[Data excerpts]
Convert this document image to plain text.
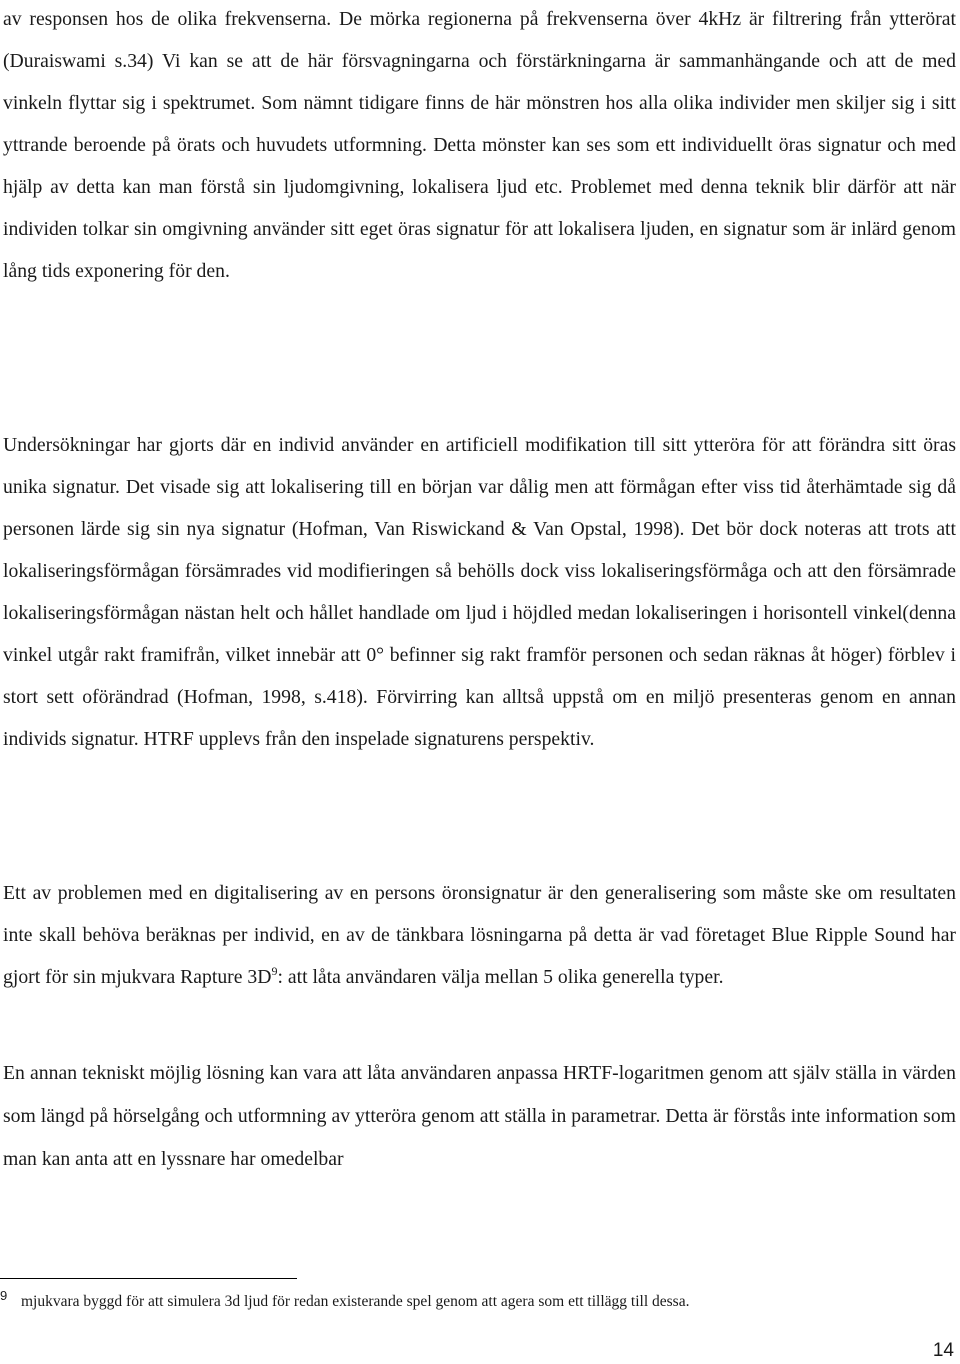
av responsen hos de olika frekvenserna. De mörka regionerna på frekvenserna över 4kHz är filtrering från ytterörat (Duraiswami s.34) Vi kan se att de här försvagningarna och förstärkningarna är sammanhängande och att de med vinkeln flyttar sig i spektrumet. Som nämnt tidigare finns de här mönstren hos alla olika individer men skiljer sig i sitt yttrande beroende på örats och huvudets utformning. Detta mönster kan ses som ett individuellt öras signatur och med hjälp av detta kan man förstå sin ljudomgivning, lokalisera ljud etc. Problemet med denna teknik blir därför att när individen tolkar sin omgivning använder sitt eget öras signatur för att lokalisera ljuden, en signatur som är inlärd genom lång tids exponering för den.

Undersökningar har gjorts där en individ använder en artificiell modifikation till sitt ytteröra för att förändra sitt öras unika signatur. Det visade sig att lokalisering till en början var dålig men att förmågan efter viss tid återhämtade sig då personen lärde sig sin nya signatur (Hofman, Van Riswickand & Van Opstal, 1998). Det bör dock noteras att trots att lokaliseringsförmågan försämrades vid modifieringen så behölls dock viss lokaliseringsförmåga och att den försämrade lokaliseringsförmågan nästan helt och hållet handlade om ljud i höjdled medan lokaliseringen i horisontell vinkel(denna vinkel utgår rakt framifrån, vilket innebär att 0° befinner sig rakt framför personen och sedan räknas åt höger) förblev i stort sett oförändrad (Hofman, 1998, s.418). Förvirring kan alltså uppstå om en miljö presenteras genom en annan individs signatur. HTRF upplevs från den inspelade signaturens perspektiv.

Ett av problemen med en digitalisering av en persons öronsignatur är den generalisering som måste ske om resultaten inte skall behöva beräknas per individ, en av de tänkbara lösningarna på detta är vad företaget Blue Ripple Sound har gjort för sin mjukvara Rapture $3D^9$: att låta användaren välja mellan 5 olika generella typer.

En annan tekniskt möjlig lösning kan vara att låta användaren anpassa HRTF-logaritmen genom att själv ställa in värden som längd på hörselgång och utformning av ytteröra genom att ställa in parametrar. Detta är förstås inte information som man kan anta att en lyssnare har omedelbar

9 mjukvara byggd för att simulera 3d ljud för redan existerande spel genom att agera som ett tillägg till dessa.
14
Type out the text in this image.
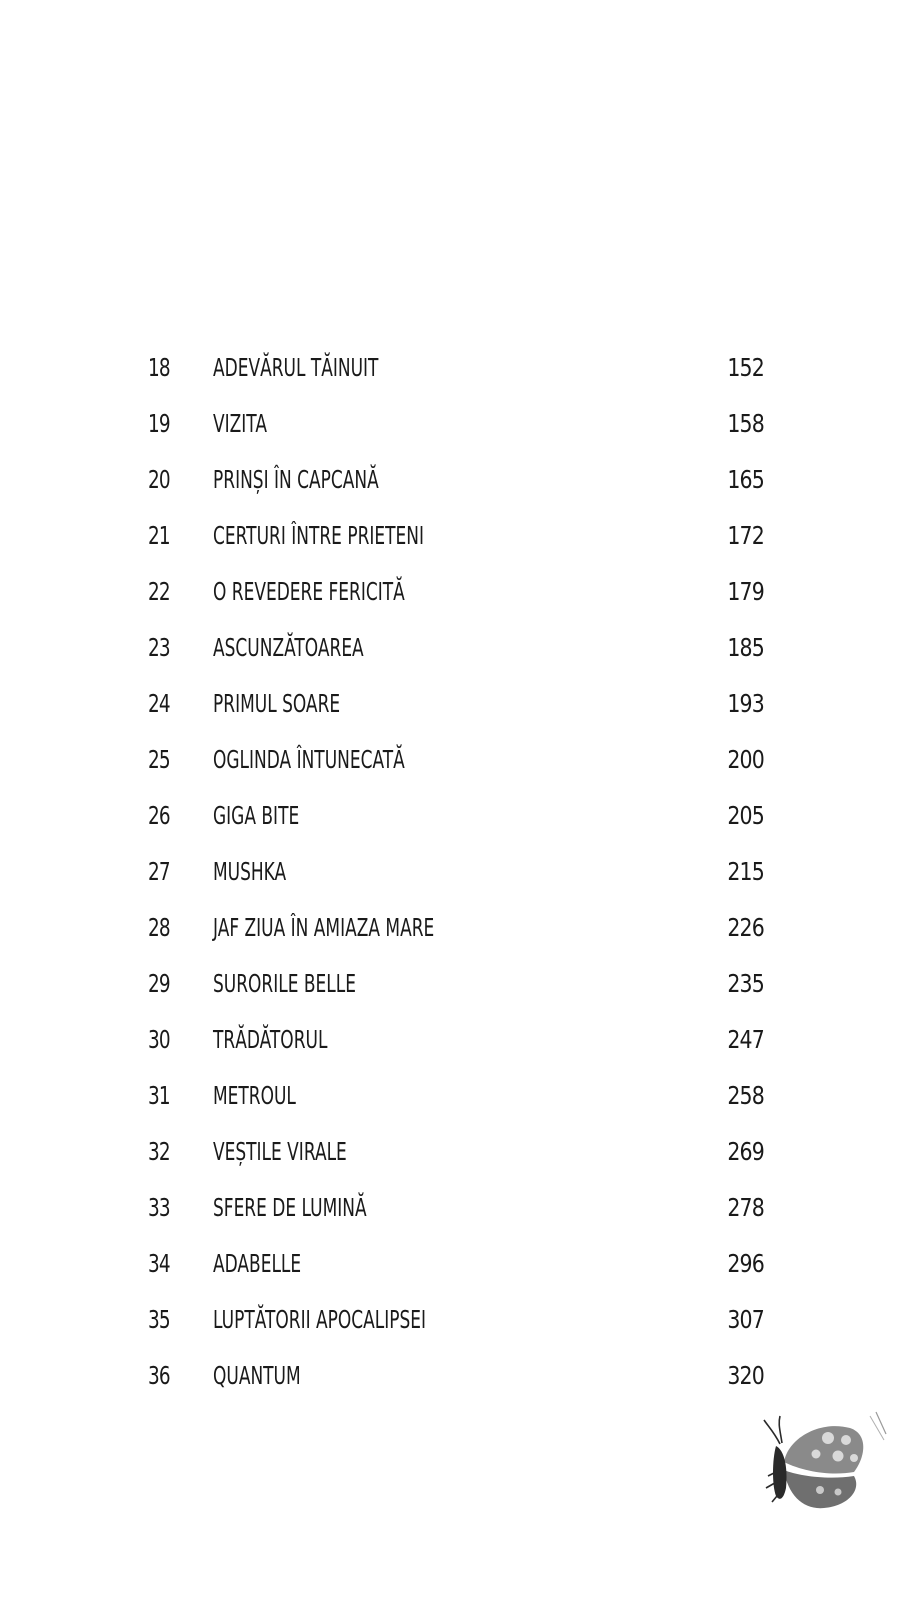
18	ADEVĂRUL TĂINUIT	152
19	VIZITA	158
20	PRINȘI ÎN CAPCANĂ	165
21	CERTURI ÎNTRE PRIETENI	172
22	O REVEDERE FERICITĂ	179
23	ASCUNZĂTOAREA	185
24	PRIMUL SOARE	193
25	OGLINDA ÎNTUNECATĂ	200
26	GIGA BITE	205
27	MUSHKA	215
28	JAF ZIUA ÎN AMIAZA MARE	226
29	SURORILE BELLE	235
30	TRĂDĂTORUL	247
31	METROUL	258
32	VEȘTILE VIRALE	269
33	SFERE DE LUMINĂ	278
34	ADABELLE	296
35	LUPTĂTORII APOCALIPSEI	307
36	QUANTUM	320
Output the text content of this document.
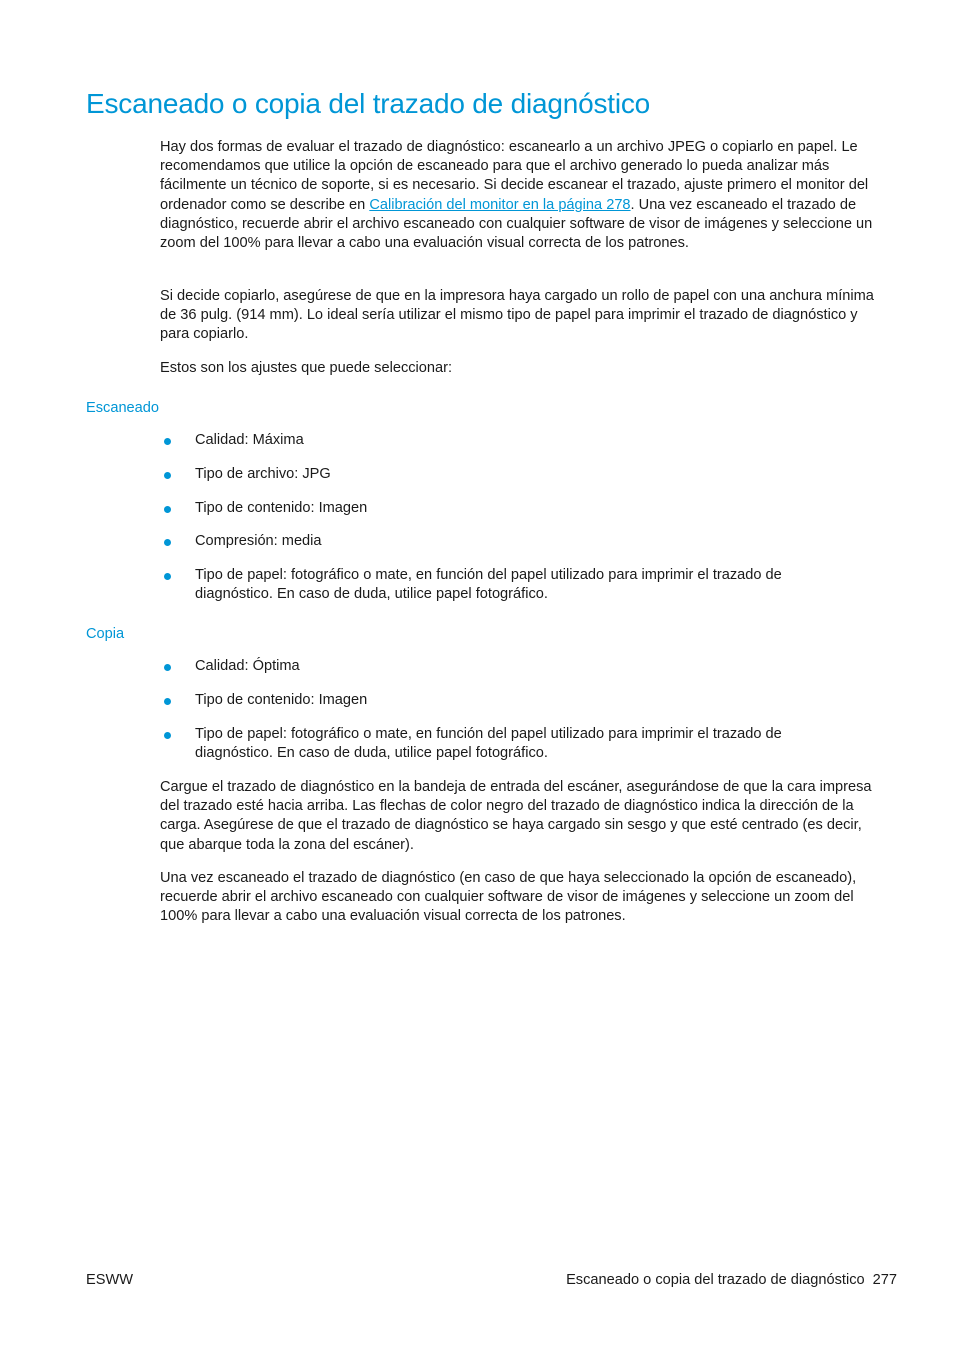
Escaneado o copia del trazado de diagnóstico

Hay dos formas de evaluar el trazado de diagnóstico: escanearlo a un archivo JPEG o copiarlo en papel. Le recomendamos que utilice la opción de escaneado para que el archivo generado lo pueda analizar más fácilmente un técnico de soporte, si es necesario. Si decide escanear el trazado, ajuste primero el monitor del ordenador como se describe en Calibración del monitor en la página 278. Una vez escaneado el trazado de diagnóstico, recuerde abrir el archivo escaneado con cualquier software de visor de imágenes y seleccione un zoom del 100% para llevar a cabo una evaluación visual correcta de los patrones.

Si decide copiarlo, asegúrese de que en la impresora haya cargado un rollo de papel con una anchura mínima de 36 pulg. (914 mm). Lo ideal sería utilizar el mismo tipo de papel para imprimir el trazado de diagnóstico y para copiarlo.

Estos son los ajustes que puede seleccionar:

Escaneado
Calidad: Máxima
Tipo de archivo: JPG
Tipo de contenido: Imagen
Compresión: media
Tipo de papel: fotográfico o mate, en función del papel utilizado para imprimir el trazado de diagnóstico. En caso de duda, utilice papel fotográfico.
Copia
Calidad: Óptima
Tipo de contenido: Imagen
Tipo de papel: fotográfico o mate, en función del papel utilizado para imprimir el trazado de diagnóstico. En caso de duda, utilice papel fotográfico.

Cargue el trazado de diagnóstico en la bandeja de entrada del escáner, asegurándose de que la cara impresa del trazado esté hacia arriba. Las flechas de color negro del trazado de diagnóstico indica la dirección de la carga. Asegúrese de que el trazado de diagnóstico se haya cargado sin sesgo y que esté centrado (es decir, que abarque toda la zona del escáner).

Una vez escaneado el trazado de diagnóstico (en caso de que haya seleccionado la opción de escaneado), recuerde abrir el archivo escaneado con cualquier software de visor de imágenes y seleccione un zoom del 100% para llevar a cabo una evaluación visual correcta de los patrones.

ESWW	Escaneado o copia del trazado de diagnóstico 277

> TASK TO CARRY OUT:
Scan the entries and show every line in which the word "trazado" is found.

> SOLUTION FOR THIS PROBLEM:
Escaneado o copia del trazado de diagnóstico
Hay dos formas de evaluar el trazado de diagnóstico: escanearlo a un archivo JPEG o copiarlo en papel. Le recomendamos que utilice la opción de escaneado para que el archivo generado lo pueda analizar más fácilmente un técnico de soporte, si es necesario. Si decide escanear el trazado, ajuste primero el monitor del ordenador como se describe en Calibración del monitor en la página 278. Una vez escaneado el trazado de diagnóstico, recuerde abrir el archivo escaneado con cualquier software de visor de imágenes y seleccione un zoom del 100% para llevar a cabo una evaluación visual correcta de los patrones.
Si decide copiarlo, asegúrese de que en la impresora haya cargado un rollo de papel con una anchura mínima de 36 pulg. (914 mm). Lo ideal sería utilizar el mismo tipo de papel para imprimir el trazado de diagnóstico y para copiarlo.
Tipo de papel: fotográfico o mate, en función del papel utilizado para imprimir el trazado de diagnóstico. En caso de duda, utilice papel fotográfico.
Tipo de papel: fotográfico o mate, en función del papel utilizado para imprimir el trazado de diagnóstico. En caso de duda, utilice papel fotográfico.
Cargue el trazado de diagnóstico en la bandeja de entrada del escáner, asegurándose de que la cara impresa del trazado esté hacia arriba. Las flechas de color negro del trazado de diagnóstico indica la dirección de la carga. Asegúrese de que el trazado de diagnóstico se haya cargado sin sesgo y que esté centrado (es decir, que abarque toda la zona del escáner).
Una vez escaneado el trazado de diagnóstico (en caso de que haya seleccionado la opción de escaneado), recuerde abrir el archivo escaneado con cualquier software de visor de imágenes y seleccione un zoom del 100% para llevar a cabo una evaluación visual correcta de los patrones.
ESWW	Escaneado o copia del trazado de diagnóstico 277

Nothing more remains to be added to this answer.